* _What you are asked to do_: Print out every line, exactly as written.

* _Records provided_:

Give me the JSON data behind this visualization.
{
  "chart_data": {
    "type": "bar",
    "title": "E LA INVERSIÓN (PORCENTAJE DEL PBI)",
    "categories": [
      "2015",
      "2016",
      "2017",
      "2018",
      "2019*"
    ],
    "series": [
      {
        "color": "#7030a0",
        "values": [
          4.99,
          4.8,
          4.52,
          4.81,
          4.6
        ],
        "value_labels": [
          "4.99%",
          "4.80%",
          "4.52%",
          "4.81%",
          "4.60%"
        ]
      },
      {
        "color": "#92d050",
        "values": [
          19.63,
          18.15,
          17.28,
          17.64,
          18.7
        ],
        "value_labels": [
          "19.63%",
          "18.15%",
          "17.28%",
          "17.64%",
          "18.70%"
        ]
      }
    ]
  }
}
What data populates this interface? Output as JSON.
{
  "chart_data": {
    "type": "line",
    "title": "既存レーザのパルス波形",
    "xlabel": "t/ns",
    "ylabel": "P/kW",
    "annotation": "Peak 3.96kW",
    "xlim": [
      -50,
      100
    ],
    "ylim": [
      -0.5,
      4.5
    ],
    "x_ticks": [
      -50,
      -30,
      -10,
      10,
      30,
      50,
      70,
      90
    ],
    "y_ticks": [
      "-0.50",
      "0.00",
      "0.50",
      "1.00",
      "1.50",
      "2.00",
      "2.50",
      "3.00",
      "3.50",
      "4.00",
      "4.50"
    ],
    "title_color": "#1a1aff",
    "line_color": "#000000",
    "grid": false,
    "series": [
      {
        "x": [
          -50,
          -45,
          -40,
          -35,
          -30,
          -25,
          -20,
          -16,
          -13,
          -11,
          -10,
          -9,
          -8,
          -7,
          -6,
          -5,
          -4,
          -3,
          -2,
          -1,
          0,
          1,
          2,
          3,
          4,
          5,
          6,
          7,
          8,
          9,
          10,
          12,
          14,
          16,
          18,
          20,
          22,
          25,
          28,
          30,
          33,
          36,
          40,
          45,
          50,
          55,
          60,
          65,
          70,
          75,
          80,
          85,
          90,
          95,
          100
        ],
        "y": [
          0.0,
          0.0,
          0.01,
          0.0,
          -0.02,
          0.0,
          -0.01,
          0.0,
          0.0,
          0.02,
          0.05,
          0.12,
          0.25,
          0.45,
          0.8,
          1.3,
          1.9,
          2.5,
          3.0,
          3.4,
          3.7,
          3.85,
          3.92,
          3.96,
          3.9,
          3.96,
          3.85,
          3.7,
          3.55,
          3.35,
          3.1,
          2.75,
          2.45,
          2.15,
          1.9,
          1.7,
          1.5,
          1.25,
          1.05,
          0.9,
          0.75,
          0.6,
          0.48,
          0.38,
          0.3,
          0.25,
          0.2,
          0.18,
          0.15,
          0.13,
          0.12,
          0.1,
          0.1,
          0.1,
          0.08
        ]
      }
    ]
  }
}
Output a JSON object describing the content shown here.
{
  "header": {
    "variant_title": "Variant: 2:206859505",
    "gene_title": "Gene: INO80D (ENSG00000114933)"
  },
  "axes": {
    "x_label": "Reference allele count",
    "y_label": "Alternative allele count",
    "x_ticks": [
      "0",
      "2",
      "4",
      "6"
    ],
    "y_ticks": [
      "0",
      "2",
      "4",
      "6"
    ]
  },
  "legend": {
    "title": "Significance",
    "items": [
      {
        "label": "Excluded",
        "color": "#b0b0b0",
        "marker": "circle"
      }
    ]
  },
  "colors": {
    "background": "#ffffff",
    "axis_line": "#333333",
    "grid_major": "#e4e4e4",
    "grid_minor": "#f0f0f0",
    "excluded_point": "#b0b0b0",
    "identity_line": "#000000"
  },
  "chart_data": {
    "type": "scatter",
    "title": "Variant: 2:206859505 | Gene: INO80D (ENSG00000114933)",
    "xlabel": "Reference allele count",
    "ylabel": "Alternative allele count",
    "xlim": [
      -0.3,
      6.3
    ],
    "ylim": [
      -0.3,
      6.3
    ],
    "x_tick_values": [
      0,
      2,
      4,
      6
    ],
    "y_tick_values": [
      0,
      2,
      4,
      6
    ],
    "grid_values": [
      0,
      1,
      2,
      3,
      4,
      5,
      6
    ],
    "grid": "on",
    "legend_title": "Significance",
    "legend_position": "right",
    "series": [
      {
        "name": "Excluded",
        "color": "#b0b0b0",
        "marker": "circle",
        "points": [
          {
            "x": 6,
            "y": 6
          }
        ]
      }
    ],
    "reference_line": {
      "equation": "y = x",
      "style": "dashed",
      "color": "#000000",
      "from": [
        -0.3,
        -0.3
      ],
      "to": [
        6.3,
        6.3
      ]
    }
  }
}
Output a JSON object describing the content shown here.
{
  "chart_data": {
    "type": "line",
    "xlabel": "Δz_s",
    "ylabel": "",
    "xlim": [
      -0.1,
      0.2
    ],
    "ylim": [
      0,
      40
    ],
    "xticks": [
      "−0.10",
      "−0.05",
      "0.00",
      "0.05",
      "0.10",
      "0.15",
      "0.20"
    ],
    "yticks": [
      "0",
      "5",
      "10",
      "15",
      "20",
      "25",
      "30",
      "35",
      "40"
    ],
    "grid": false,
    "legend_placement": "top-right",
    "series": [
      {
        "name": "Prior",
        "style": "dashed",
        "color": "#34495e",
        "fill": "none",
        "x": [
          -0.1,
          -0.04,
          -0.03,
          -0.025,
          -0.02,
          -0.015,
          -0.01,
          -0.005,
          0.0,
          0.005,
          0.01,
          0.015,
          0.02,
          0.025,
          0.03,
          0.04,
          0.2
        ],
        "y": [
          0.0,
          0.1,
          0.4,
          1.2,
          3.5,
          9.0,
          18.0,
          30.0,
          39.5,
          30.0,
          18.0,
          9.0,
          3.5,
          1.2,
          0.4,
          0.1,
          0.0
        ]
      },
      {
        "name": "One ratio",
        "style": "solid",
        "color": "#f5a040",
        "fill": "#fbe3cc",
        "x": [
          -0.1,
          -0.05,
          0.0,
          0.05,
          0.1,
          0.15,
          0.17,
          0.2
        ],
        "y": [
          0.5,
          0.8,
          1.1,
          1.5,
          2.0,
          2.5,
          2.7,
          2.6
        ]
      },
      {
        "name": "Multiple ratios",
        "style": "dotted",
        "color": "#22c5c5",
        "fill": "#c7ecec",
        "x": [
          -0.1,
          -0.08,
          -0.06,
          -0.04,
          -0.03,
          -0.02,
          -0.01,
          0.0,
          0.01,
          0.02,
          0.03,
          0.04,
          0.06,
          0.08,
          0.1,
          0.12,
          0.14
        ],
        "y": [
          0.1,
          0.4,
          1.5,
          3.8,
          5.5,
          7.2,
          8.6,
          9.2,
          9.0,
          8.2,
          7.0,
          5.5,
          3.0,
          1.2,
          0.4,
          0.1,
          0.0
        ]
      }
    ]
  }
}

* _Reply_:
Give me the JSON data behind this visualization.
{
  "chart_data": {
    "type": "bar",
    "title": "E LA INVERSIÓN (PORCENTAJE DEL PBI)",
    "categories": [
      "2015",
      "2016",
      "2017",
      "2018",
      "2019*"
    ],
    "series": [
      {
        "color": "#7030a0",
        "values": [
          4.99,
          4.8,
          4.52,
          4.81,
          4.6
        ],
        "value_labels": [
          "4.99%",
          "4.80%",
          "4.52%",
          "4.81%",
          "4.60%"
        ]
      },
      {
        "color": "#92d050",
        "values": [
          19.63,
          18.15,
          17.28,
          17.64,
          18.7
        ],
        "value_labels": [
          "19.63%",
          "18.15%",
          "17.28%",
          "17.64%",
          "18.70%"
        ]
      }
    ]
  }
}
What data populates this interface? Output as JSON.
{
  "chart_data": {
    "type": "line",
    "title": "既存レーザのパルス波形",
    "xlabel": "t/ns",
    "ylabel": "P/kW",
    "annotation": "Peak 3.96kW",
    "xlim": [
      -50,
      100
    ],
    "ylim": [
      -0.5,
      4.5
    ],
    "x_ticks": [
      -50,
      -30,
      -10,
      10,
      30,
      50,
      70,
      90
    ],
    "y_ticks": [
      "-0.50",
      "0.00",
      "0.50",
      "1.00",
      "1.50",
      "2.00",
      "2.50",
      "3.00",
      "3.50",
      "4.00",
      "4.50"
    ],
    "title_color": "#1a1aff",
    "line_color": "#000000",
    "grid": false,
    "series": [
      {
        "x": [
          -50,
          -45,
          -40,
          -35,
          -30,
          -25,
          -20,
          -16,
          -13,
          -11,
          -10,
          -9,
          -8,
          -7,
          -6,
          -5,
          -4,
          -3,
          -2,
          -1,
          0,
          1,
          2,
          3,
          4,
          5,
          6,
          7,
          8,
          9,
          10,
          12,
          14,
          16,
          18,
          20,
          22,
          25,
          28,
          30,
          33,
          36,
          40,
          45,
          50,
          55,
          60,
          65,
          70,
          75,
          80,
          85,
          90,
          95,
          100
        ],
        "y": [
          0.0,
          0.0,
          0.01,
          0.0,
          -0.02,
          0.0,
          -0.01,
          0.0,
          0.0,
          0.02,
          0.05,
          0.12,
          0.25,
          0.45,
          0.8,
          1.3,
          1.9,
          2.5,
          3.0,
          3.4,
          3.7,
          3.85,
          3.92,
          3.96,
          3.9,
          3.96,
          3.85,
          3.7,
          3.55,
          3.35,
          3.1,
          2.75,
          2.45,
          2.15,
          1.9,
          1.7,
          1.5,
          1.25,
          1.05,
          0.9,
          0.75,
          0.6,
          0.48,
          0.38,
          0.3,
          0.25,
          0.2,
          0.18,
          0.15,
          0.13,
          0.12,
          0.1,
          0.1,
          0.1,
          0.08
        ]
      }
    ]
  }
}
Output a JSON object describing the content shown here.
{
  "header": {
    "variant_title": "Variant: 2:206859505",
    "gene_title": "Gene: INO80D (ENSG00000114933)"
  },
  "axes": {
    "x_label": "Reference allele count",
    "y_label": "Alternative allele count",
    "x_ticks": [
      "0",
      "2",
      "4",
      "6"
    ],
    "y_ticks": [
      "0",
      "2",
      "4",
      "6"
    ]
  },
  "legend": {
    "title": "Significance",
    "items": [
      {
        "label": "Excluded",
        "color": "#b0b0b0",
        "marker": "circle"
      }
    ]
  },
  "colors": {
    "background": "#ffffff",
    "axis_line": "#333333",
    "grid_major": "#e4e4e4",
    "grid_minor": "#f0f0f0",
    "excluded_point": "#b0b0b0",
    "identity_line": "#000000"
  },
  "chart_data": {
    "type": "scatter",
    "title": "Variant: 2:206859505 | Gene: INO80D (ENSG00000114933)",
    "xlabel": "Reference allele count",
    "ylabel": "Alternative allele count",
    "xlim": [
      -0.3,
      6.3
    ],
    "ylim": [
      -0.3,
      6.3
    ],
    "x_tick_values": [
      0,
      2,
      4,
      6
    ],
    "y_tick_values": [
      0,
      2,
      4,
      6
    ],
    "grid_values": [
      0,
      1,
      2,
      3,
      4,
      5,
      6
    ],
    "grid": "on",
    "legend_title": "Significance",
    "legend_position": "right",
    "series": [
      {
        "name": "Excluded",
        "color": "#b0b0b0",
        "marker": "circle",
        "points": [
          {
            "x": 6,
            "y": 6
          }
        ]
      }
    ],
    "reference_line": {
      "equation": "y = x",
      "style": "dashed",
      "color": "#000000",
      "from": [
        -0.3,
        -0.3
      ],
      "to": [
        6.3,
        6.3
      ]
    }
  }
}
Output a JSON object describing the content shown here.
{
  "chart_data": {
    "type": "line",
    "xlabel": "Δz_s",
    "ylabel": "",
    "xlim": [
      -0.1,
      0.2
    ],
    "ylim": [
      0,
      40
    ],
    "xticks": [
      "−0.10",
      "−0.05",
      "0.00",
      "0.05",
      "0.10",
      "0.15",
      "0.20"
    ],
    "yticks": [
      "0",
      "5",
      "10",
      "15",
      "20",
      "25",
      "30",
      "35",
      "40"
    ],
    "grid": false,
    "legend_placement": "top-right",
    "series": [
      {
        "name": "Prior",
        "style": "dashed",
        "color": "#34495e",
        "fill": "none",
        "x": [
          -0.1,
          -0.04,
          -0.03,
          -0.025,
          -0.02,
          -0.015,
          -0.01,
          -0.005,
          0.0,
          0.005,
          0.01,
          0.015,
          0.02,
          0.025,
          0.03,
          0.04,
          0.2
        ],
        "y": [
          0.0,
          0.1,
          0.4,
          1.2,
          3.5,
          9.0,
          18.0,
          30.0,
          39.5,
          30.0,
          18.0,
          9.0,
          3.5,
          1.2,
          0.4,
          0.1,
          0.0
        ]
      },
      {
        "name": "One ratio",
        "style": "solid",
        "color": "#f5a040",
        "fill": "#fbe3cc",
        "x": [
          -0.1,
          -0.05,
          0.0,
          0.05,
          0.1,
          0.15,
          0.17,
          0.2
        ],
        "y": [
          0.5,
          0.8,
          1.1,
          1.5,
          2.0,
          2.5,
          2.7,
          2.6
        ]
      },
      {
        "name": "Multiple ratios",
        "style": "dotted",
        "color": "#22c5c5",
        "fill": "#c7ecec",
        "x": [
          -0.1,
          -0.08,
          -0.06,
          -0.04,
          -0.03,
          -0.02,
          -0.01,
          0.0,
          0.01,
          0.02,
          0.03,
          0.04,
          0.06,
          0.08,
          0.1,
          0.12,
          0.14
        ],
        "y": [
          0.1,
          0.4,
          1.5,
          3.8,
          5.5,
          7.2,
          8.6,
          9.2,
          9.0,
          8.2,
          7.0,
          5.5,
          3.0,
          1.2,
          0.4,
          0.1,
          0.0
        ]
      }
    ]
  }
}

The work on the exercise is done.